Your instructions. Could you repeat all of the entries below, character for character?

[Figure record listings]
........

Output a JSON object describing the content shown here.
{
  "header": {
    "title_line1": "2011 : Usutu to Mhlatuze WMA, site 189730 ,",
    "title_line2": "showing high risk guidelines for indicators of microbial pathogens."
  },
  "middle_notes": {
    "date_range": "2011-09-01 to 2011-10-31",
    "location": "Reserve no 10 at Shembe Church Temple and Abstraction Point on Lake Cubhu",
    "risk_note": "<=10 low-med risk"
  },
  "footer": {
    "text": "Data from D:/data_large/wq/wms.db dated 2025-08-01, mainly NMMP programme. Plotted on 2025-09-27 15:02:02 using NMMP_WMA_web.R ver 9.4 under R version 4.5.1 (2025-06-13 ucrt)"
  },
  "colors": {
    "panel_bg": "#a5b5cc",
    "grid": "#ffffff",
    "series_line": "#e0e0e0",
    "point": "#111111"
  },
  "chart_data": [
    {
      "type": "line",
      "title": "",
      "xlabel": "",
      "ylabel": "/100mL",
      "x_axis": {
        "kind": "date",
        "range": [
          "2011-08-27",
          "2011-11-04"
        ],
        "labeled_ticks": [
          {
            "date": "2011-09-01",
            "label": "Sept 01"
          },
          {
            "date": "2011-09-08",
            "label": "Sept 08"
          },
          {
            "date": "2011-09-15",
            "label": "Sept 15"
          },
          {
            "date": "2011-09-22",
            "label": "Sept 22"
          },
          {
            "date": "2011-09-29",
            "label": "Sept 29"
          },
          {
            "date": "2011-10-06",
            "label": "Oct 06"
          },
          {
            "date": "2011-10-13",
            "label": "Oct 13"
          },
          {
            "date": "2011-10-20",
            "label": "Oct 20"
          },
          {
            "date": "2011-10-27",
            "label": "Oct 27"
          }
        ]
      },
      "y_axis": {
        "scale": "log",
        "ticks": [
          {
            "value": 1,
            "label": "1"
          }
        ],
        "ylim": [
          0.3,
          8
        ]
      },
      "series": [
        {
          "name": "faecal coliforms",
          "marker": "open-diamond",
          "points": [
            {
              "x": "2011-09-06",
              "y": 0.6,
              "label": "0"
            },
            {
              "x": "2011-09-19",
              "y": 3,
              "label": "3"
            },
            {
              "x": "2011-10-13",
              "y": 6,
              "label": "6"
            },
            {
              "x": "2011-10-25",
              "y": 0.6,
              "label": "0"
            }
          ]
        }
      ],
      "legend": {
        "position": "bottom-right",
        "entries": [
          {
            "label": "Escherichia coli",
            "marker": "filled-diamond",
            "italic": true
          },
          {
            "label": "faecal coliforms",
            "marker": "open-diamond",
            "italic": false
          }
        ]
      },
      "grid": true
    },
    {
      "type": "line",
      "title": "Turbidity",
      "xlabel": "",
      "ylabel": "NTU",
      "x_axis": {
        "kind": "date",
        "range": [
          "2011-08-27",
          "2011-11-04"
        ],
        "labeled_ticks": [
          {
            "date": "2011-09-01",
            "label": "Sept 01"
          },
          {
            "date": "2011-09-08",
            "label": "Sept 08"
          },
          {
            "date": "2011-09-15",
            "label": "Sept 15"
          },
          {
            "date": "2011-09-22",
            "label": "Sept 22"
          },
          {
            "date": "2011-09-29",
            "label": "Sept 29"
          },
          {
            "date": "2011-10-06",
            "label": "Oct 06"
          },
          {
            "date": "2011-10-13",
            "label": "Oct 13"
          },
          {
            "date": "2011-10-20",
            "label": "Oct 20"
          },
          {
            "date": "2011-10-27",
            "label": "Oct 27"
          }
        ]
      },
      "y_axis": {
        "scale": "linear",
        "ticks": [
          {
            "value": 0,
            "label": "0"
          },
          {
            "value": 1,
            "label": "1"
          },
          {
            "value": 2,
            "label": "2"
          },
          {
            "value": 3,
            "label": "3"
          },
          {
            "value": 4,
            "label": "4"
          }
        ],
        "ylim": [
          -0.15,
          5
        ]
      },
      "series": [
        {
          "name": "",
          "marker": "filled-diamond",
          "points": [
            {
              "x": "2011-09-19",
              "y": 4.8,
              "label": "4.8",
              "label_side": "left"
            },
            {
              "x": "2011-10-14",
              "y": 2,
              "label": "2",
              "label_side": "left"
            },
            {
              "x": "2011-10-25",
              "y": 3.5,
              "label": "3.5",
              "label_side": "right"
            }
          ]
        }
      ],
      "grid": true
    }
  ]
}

........

Answer below.
Output a JSON object describing the content shown here.
{
  "header": {
    "title_line1": "2011 : Usutu to Mhlatuze WMA, site 189730 ,",
    "title_line2": "showing high risk guidelines for indicators of microbial pathogens."
  },
  "middle_notes": {
    "date_range": "2011-09-01 to 2011-10-31",
    "location": "Reserve no 10 at Shembe Church Temple and Abstraction Point on Lake Cubhu",
    "risk_note": "<=10 low-med risk"
  },
  "footer": {
    "text": "Data from D:/data_large/wq/wms.db dated 2025-08-01, mainly NMMP programme. Plotted on 2025-09-27 15:02:02 using NMMP_WMA_web.R ver 9.4 under R version 4.5.1 (2025-06-13 ucrt)"
  },
  "colors": {
    "panel_bg": "#a5b5cc",
    "grid": "#ffffff",
    "series_line": "#e0e0e0",
    "point": "#111111"
  },
  "chart_data": [
    {
      "type": "line",
      "title": "",
      "xlabel": "",
      "ylabel": "/100mL",
      "x_axis": {
        "kind": "date",
        "range": [
          "2011-08-27",
          "2011-11-04"
        ],
        "labeled_ticks": [
          {
            "date": "2011-09-01",
            "label": "Sept 01"
          },
          {
            "date": "2011-09-08",
            "label": "Sept 08"
          },
          {
            "date": "2011-09-15",
            "label": "Sept 15"
          },
          {
            "date": "2011-09-22",
            "label": "Sept 22"
          },
          {
            "date": "2011-09-29",
            "label": "Sept 29"
          },
          {
            "date": "2011-10-06",
            "label": "Oct 06"
          },
          {
            "date": "2011-10-13",
            "label": "Oct 13"
          },
          {
            "date": "2011-10-20",
            "label": "Oct 20"
          },
          {
            "date": "2011-10-27",
            "label": "Oct 27"
          }
        ]
      },
      "y_axis": {
        "scale": "log",
        "ticks": [
          {
            "value": 1,
            "label": "1"
          }
        ],
        "ylim": [
          0.3,
          8
        ]
      },
      "series": [
        {
          "name": "faecal coliforms",
          "marker": "open-diamond",
          "points": [
            {
              "x": "2011-09-06",
              "y": 0.6,
              "label": "0"
            },
            {
              "x": "2011-09-19",
              "y": 3,
              "label": "3"
            },
            {
              "x": "2011-10-13",
              "y": 6,
              "label": "6"
            },
            {
              "x": "2011-10-25",
              "y": 0.6,
              "label": "0"
            }
          ]
        }
      ],
      "legend": {
        "position": "bottom-right",
        "entries": [
          {
            "label": "Escherichia coli",
            "marker": "filled-diamond",
            "italic": true
          },
          {
            "label": "faecal coliforms",
            "marker": "open-diamond",
            "italic": false
          }
        ]
      },
      "grid": true
    },
    {
      "type": "line",
      "title": "Turbidity",
      "xlabel": "",
      "ylabel": "NTU",
      "x_axis": {
        "kind": "date",
        "range": [
          "2011-08-27",
          "2011-11-04"
        ],
        "labeled_ticks": [
          {
            "date": "2011-09-01",
            "label": "Sept 01"
          },
          {
            "date": "2011-09-08",
            "label": "Sept 08"
          },
          {
            "date": "2011-09-15",
            "label": "Sept 15"
          },
          {
            "date": "2011-09-22",
            "label": "Sept 22"
          },
          {
            "date": "2011-09-29",
            "label": "Sept 29"
          },
          {
            "date": "2011-10-06",
            "label": "Oct 06"
          },
          {
            "date": "2011-10-13",
            "label": "Oct 13"
          },
          {
            "date": "2011-10-20",
            "label": "Oct 20"
          },
          {
            "date": "2011-10-27",
            "label": "Oct 27"
          }
        ]
      },
      "y_axis": {
        "scale": "linear",
        "ticks": [
          {
            "value": 0,
            "label": "0"
          },
          {
            "value": 1,
            "label": "1"
          },
          {
            "value": 2,
            "label": "2"
          },
          {
            "value": 3,
            "label": "3"
          },
          {
            "value": 4,
            "label": "4"
          }
        ],
        "ylim": [
          -0.15,
          5
        ]
      },
      "series": [
        {
          "name": "",
          "marker": "filled-diamond",
          "points": [
            {
              "x": "2011-09-19",
              "y": 4.8,
              "label": "4.8",
              "label_side": "left"
            },
            {
              "x": "2011-10-14",
              "y": 2,
              "label": "2",
              "label_side": "left"
            },
            {
              "x": "2011-10-25",
              "y": 3.5,
              "label": "3.5",
              "label_side": "right"
            }
          ]
        }
      ],
      "grid": true
    }
  ]
}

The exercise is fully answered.